## Part of a data file
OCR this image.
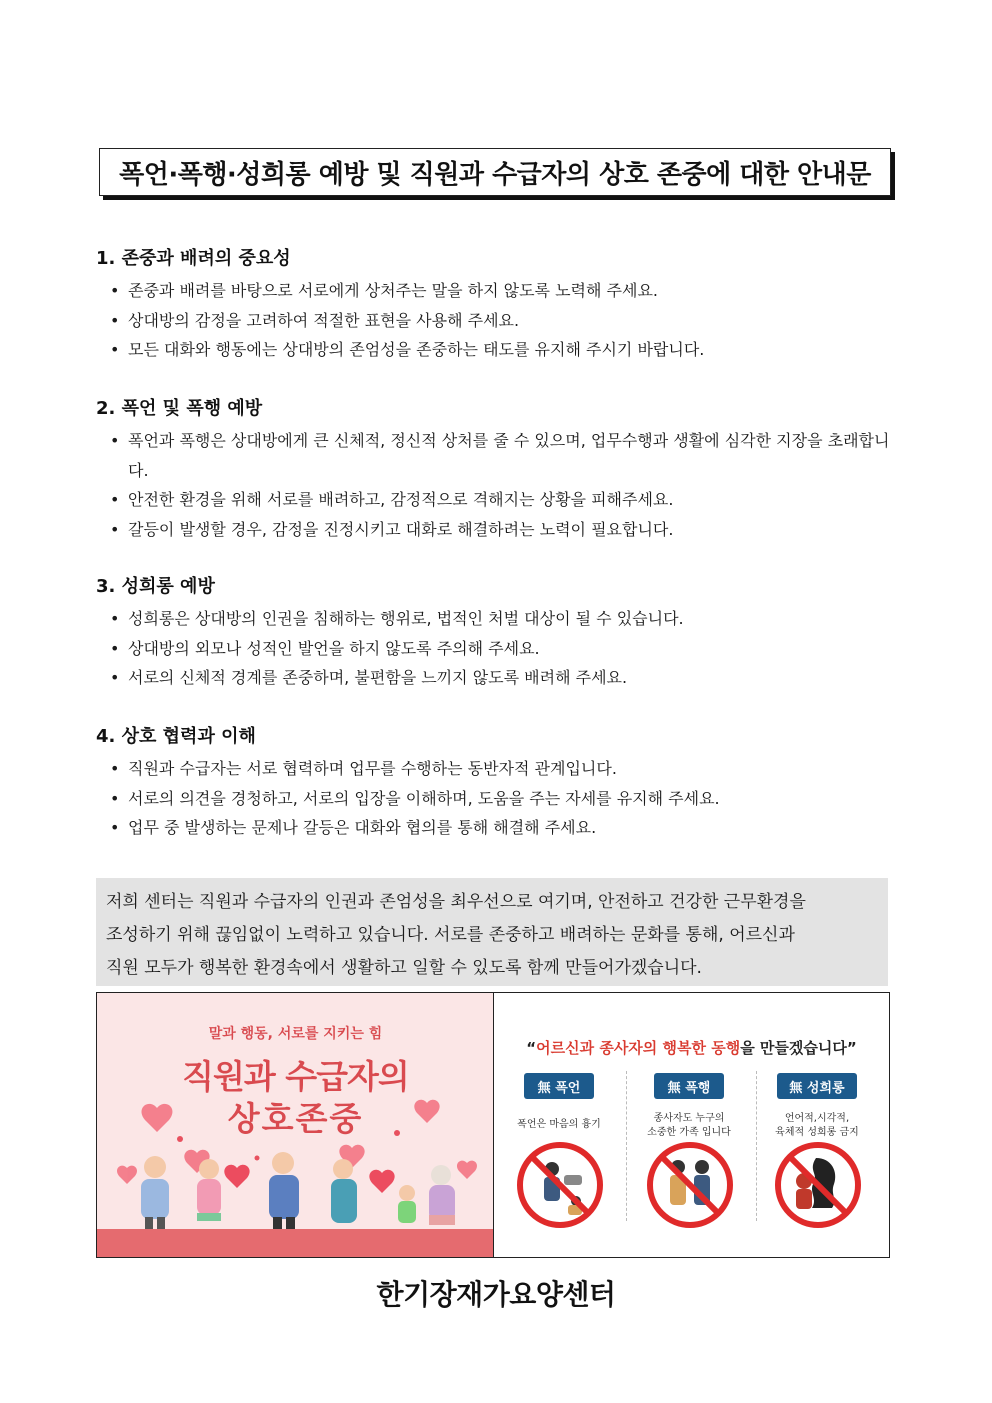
폭언·폭행·성희롱 예방 및 직원과 수급자의 상호 존중에 대한 안내문
1. 존중과 배려의 중요성
• 존중과 배려를 바탕으로 서로에게 상처주는 말을 하지 않도록 노력해 주세요.
• 상대방의 감정을 고려하여 적절한 표현을 사용해 주세요.
• 모든 대화와 행동에는 상대방의 존엄성을 존중하는 태도를 유지해 주시기 바랍니다.
2. 폭언 및 폭행 예방
• 폭언과 폭행은 상대방에게 큰 신체적, 정신적 상처를 줄 수 있으며, 업무수행과 생활에 심각한 지장을 초래합니다.
• 안전한 환경을 위해 서로를 배려하고, 감정적으로 격해지는 상황을 피해주세요.
• 갈등이 발생할 경우, 감정을 진정시키고 대화로 해결하려는 노력이 필요합니다.
3. 성희롱 예방
• 성희롱은 상대방의 인권을 침해하는 행위로, 법적인 처벌 대상이 될 수 있습니다.
• 상대방의 외모나 성적인 발언을 하지 않도록 주의해 주세요.
• 서로의 신체적 경계를 존중하며, 불편함을 느끼지 않도록 배려해 주세요.
4. 상호 협력과 이해
• 직원과 수급자는 서로 협력하며 업무를 수행하는 동반자적 관계입니다.
• 서로의 의견을 경청하고, 서로의 입장을 이해하며, 도움을 주는 자세를 유지해 주세요.
• 업무 중 발생하는 문제나 갈등은 대화와 협의를 통해 해결해 주세요.
저희 센터는 직원과 수급자의 인권과 존엄성을 최우선으로 여기며, 안전하고 건강한 근무환경을
조성하기 위해 끊임없이 노력하고 있습니다. 서로를 존중하고 배려하는 문화를 통해, 어르신과
직원 모두가 행복한 환경속에서 생활하고 일할 수 있도록 함께 만들어가겠습니다.
말과 행동, 서로를 지키는 힘
직원과 수급자의
상호존중
“어르신과 종사자의 행복한 동행을 만들겠습니다”
無 폭언
폭언은 마음의 흉기
無 폭행
종사자도 누구의
소중한 가족 입니다
無 성희롱
언어적,시각적,
육체적 성희롱 금지
한기장재가요양센터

## Exercise instructions
Omit each picture, then return all of the listing exactly as it stands.

## Output of the exercise
OCR this image.
폭언·폭행·성희롱 예방 및 직원과 수급자의 상호 존중에 대한 안내문
1. 존중과 배려의 중요성
• 존중과 배려를 바탕으로 서로에게 상처주는 말을 하지 않도록 노력해 주세요.
• 상대방의 감정을 고려하여 적절한 표현을 사용해 주세요.
• 모든 대화와 행동에는 상대방의 존엄성을 존중하는 태도를 유지해 주시기 바랍니다.
2. 폭언 및 폭행 예방
• 폭언과 폭행은 상대방에게 큰 신체적, 정신적 상처를 줄 수 있으며, 업무수행과 생활에 심각한 지장을 초래합니다.
• 안전한 환경을 위해 서로를 배려하고, 감정적으로 격해지는 상황을 피해주세요.
• 갈등이 발생할 경우, 감정을 진정시키고 대화로 해결하려는 노력이 필요합니다.
3. 성희롱 예방
• 성희롱은 상대방의 인권을 침해하는 행위로, 법적인 처벌 대상이 될 수 있습니다.
• 상대방의 외모나 성적인 발언을 하지 않도록 주의해 주세요.
• 서로의 신체적 경계를 존중하며, 불편함을 느끼지 않도록 배려해 주세요.
4. 상호 협력과 이해
• 직원과 수급자는 서로 협력하며 업무를 수행하는 동반자적 관계입니다.
• 서로의 의견을 경청하고, 서로의 입장을 이해하며, 도움을 주는 자세를 유지해 주세요.
• 업무 중 발생하는 문제나 갈등은 대화와 협의를 통해 해결해 주세요.
저희 센터는 직원과 수급자의 인권과 존엄성을 최우선으로 여기며, 안전하고 건강한 근무환경을
조성하기 위해 끊임없이 노력하고 있습니다. 서로를 존중하고 배려하는 문화를 통해, 어르신과
직원 모두가 행복한 환경속에서 생활하고 일할 수 있도록 함께 만들어가겠습니다.
말과 행동, 서로를 지키는 힘
직원과 수급자의
상호존중
“어르신과 종사자의 행복한 동행을 만들겠습니다”
無 폭언
폭언은 마음의 흉기
無 폭행
종사자도 누구의
소중한 가족 입니다
無 성희롱
언어적,시각적,
육체적 성희롱 금지
한기장재가요양센터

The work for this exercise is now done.